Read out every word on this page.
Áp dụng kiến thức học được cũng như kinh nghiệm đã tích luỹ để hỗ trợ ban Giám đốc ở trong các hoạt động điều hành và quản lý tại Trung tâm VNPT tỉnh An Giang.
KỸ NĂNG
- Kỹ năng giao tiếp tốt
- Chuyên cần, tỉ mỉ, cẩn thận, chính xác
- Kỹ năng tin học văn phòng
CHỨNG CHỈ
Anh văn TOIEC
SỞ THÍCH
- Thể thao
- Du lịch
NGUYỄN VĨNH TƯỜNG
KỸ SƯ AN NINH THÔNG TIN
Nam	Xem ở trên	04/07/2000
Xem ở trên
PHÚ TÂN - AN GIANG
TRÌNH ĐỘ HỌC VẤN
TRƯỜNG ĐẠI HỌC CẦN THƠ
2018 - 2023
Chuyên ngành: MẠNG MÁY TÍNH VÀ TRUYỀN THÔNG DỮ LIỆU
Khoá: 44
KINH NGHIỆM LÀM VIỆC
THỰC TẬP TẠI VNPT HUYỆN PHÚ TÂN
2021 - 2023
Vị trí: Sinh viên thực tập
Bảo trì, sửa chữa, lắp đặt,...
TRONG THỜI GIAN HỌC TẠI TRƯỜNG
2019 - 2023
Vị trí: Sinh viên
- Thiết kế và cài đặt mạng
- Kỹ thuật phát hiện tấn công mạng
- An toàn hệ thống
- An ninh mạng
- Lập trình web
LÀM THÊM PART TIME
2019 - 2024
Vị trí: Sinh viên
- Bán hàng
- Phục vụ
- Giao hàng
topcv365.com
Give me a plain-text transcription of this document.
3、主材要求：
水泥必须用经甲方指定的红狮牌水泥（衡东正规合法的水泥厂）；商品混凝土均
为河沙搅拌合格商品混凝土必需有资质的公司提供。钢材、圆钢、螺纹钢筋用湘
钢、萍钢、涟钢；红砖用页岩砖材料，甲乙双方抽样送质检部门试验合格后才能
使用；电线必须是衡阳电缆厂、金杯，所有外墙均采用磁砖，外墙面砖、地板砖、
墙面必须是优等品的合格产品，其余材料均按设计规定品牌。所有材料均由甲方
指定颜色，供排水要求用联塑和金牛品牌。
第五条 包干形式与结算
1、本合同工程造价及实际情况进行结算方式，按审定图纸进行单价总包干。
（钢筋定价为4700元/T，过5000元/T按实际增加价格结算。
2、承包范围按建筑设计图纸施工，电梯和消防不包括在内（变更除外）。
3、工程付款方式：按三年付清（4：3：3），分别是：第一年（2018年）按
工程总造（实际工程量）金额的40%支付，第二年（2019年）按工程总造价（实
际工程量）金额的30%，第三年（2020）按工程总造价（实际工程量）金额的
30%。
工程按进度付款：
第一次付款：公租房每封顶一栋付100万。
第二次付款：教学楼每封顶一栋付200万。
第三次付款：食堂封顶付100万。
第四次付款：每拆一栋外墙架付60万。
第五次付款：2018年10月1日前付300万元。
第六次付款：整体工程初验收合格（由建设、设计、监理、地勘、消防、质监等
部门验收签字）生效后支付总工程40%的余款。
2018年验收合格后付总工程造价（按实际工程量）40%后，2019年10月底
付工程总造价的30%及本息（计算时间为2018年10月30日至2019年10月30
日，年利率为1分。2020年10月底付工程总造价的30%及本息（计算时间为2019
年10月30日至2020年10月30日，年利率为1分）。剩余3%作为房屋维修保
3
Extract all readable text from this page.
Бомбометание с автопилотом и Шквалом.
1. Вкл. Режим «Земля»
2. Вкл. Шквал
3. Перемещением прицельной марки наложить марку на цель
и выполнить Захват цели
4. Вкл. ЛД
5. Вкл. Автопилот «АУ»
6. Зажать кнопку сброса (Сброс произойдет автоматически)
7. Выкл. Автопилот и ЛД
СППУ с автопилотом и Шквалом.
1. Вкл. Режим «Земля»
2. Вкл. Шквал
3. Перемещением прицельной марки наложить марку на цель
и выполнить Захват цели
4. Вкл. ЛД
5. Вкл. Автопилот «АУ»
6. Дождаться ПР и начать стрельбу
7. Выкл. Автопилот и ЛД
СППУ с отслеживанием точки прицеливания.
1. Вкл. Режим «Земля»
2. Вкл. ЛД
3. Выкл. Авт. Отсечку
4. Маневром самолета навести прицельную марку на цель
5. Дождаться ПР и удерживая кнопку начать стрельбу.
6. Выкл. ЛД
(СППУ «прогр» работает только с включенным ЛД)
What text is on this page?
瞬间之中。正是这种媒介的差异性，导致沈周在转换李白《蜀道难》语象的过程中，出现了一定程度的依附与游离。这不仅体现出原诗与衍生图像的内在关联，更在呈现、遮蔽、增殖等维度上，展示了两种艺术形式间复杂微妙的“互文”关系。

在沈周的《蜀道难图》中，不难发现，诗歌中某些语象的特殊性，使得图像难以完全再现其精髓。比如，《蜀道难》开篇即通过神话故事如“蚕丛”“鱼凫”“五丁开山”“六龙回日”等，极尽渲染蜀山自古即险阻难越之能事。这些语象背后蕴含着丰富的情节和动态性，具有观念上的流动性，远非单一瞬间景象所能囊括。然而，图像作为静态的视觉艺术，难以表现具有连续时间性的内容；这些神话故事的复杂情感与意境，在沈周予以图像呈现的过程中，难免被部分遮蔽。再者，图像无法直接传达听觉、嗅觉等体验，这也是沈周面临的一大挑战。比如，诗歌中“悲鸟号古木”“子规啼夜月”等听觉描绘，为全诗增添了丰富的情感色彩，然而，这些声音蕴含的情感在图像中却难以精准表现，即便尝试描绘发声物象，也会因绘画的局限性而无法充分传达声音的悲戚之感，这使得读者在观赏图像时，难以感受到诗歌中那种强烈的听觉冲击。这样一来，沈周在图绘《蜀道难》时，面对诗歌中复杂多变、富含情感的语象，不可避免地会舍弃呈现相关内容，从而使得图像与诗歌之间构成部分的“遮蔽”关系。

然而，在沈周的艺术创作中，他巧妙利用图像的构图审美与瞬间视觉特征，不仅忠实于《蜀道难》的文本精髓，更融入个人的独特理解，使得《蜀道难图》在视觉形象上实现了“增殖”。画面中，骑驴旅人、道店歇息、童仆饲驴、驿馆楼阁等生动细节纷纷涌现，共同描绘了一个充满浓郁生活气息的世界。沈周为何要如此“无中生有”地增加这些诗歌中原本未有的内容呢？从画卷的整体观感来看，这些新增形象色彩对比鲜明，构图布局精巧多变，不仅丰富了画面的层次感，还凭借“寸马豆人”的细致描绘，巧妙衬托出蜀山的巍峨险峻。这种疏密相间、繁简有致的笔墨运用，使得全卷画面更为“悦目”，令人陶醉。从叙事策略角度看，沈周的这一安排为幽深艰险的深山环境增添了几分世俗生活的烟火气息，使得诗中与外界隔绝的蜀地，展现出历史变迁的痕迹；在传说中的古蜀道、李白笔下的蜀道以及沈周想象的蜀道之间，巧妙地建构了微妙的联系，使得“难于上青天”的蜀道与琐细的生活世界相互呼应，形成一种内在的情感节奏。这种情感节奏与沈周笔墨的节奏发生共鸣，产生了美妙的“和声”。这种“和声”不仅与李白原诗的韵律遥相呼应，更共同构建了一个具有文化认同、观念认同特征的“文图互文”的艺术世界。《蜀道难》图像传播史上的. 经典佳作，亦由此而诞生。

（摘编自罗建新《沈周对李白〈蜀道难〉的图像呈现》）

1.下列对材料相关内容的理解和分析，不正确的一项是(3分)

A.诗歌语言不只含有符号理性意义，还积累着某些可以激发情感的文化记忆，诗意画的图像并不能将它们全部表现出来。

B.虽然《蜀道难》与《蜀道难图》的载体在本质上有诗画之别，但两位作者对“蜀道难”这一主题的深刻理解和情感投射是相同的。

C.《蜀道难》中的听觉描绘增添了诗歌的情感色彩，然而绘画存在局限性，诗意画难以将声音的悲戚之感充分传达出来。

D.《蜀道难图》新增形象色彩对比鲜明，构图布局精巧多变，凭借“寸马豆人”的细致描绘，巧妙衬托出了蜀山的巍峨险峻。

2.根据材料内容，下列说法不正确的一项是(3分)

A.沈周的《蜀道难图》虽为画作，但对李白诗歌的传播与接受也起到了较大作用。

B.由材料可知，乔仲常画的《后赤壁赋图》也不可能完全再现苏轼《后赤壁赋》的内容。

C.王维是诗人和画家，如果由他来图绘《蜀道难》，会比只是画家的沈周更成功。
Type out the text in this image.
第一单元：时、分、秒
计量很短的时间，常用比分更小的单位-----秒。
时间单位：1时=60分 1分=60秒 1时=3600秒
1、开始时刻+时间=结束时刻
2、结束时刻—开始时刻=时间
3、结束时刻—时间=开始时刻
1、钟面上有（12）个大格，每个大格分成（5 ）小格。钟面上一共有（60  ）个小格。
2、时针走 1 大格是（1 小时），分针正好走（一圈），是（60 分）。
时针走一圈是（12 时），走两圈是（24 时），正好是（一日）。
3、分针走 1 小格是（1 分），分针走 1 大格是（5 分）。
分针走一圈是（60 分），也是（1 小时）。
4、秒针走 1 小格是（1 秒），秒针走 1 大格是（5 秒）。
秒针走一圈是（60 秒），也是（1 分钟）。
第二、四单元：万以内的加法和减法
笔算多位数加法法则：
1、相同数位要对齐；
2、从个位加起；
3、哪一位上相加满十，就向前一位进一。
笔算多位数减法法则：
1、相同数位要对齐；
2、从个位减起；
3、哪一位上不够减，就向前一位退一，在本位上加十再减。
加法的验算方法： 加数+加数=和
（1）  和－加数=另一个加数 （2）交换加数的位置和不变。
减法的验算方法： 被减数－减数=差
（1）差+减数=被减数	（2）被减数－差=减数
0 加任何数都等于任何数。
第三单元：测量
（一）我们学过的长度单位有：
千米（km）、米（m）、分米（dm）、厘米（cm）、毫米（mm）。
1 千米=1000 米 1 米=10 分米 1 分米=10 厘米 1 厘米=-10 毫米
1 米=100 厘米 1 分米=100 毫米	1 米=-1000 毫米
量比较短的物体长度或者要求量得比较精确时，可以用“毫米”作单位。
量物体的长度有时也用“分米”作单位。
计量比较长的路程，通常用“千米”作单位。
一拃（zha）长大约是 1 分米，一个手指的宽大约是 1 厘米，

**AIM:**
Reproduce, exactly and with nothing added, the lines from the one that includes "Type out the text in this image." through the last line of the material.

**PROBLEM SOLUTION:**
Type out the text in this image.
第一单元：时、分、秒
计量很短的时间，常用比分更小的单位-----秒。
时间单位：1时=60分 1分=60秒 1时=3600秒
1、开始时刻+时间=结束时刻
2、结束时刻—开始时刻=时间
3、结束时刻—时间=开始时刻
1、钟面上有（12）个大格，每个大格分成（5 ）小格。钟面上一共有（60  ）个小格。
2、时针走 1 大格是（1 小时），分针正好走（一圈），是（60 分）。
时针走一圈是（12 时），走两圈是（24 时），正好是（一日）。
3、分针走 1 小格是（1 分），分针走 1 大格是（5 分）。
分针走一圈是（60 分），也是（1 小时）。
4、秒针走 1 小格是（1 秒），秒针走 1 大格是（5 秒）。
秒针走一圈是（60 秒），也是（1 分钟）。
第二、四单元：万以内的加法和减法
笔算多位数加法法则：
1、相同数位要对齐；
2、从个位加起；
3、哪一位上相加满十，就向前一位进一。
笔算多位数减法法则：
1、相同数位要对齐；
2、从个位减起；
3、哪一位上不够减，就向前一位退一，在本位上加十再减。
加法的验算方法： 加数+加数=和
（1）  和－加数=另一个加数 （2）交换加数的位置和不变。
减法的验算方法： 被减数－减数=差
（1）差+减数=被减数	（2）被减数－差=减数
0 加任何数都等于任何数。
第三单元：测量
（一）我们学过的长度单位有：
千米（km）、米（m）、分米（dm）、厘米（cm）、毫米（mm）。
1 千米=1000 米 1 米=10 分米 1 分米=10 厘米 1 厘米=-10 毫米
1 米=100 厘米 1 分米=100 毫米	1 米=-1000 毫米
量比较短的物体长度或者要求量得比较精确时，可以用“毫米”作单位。
量物体的长度有时也用“分米”作单位。
计量比较长的路程，通常用“千米”作单位。
一拃（zha）长大约是 1 分米，一个手指的宽大约是 1 厘米，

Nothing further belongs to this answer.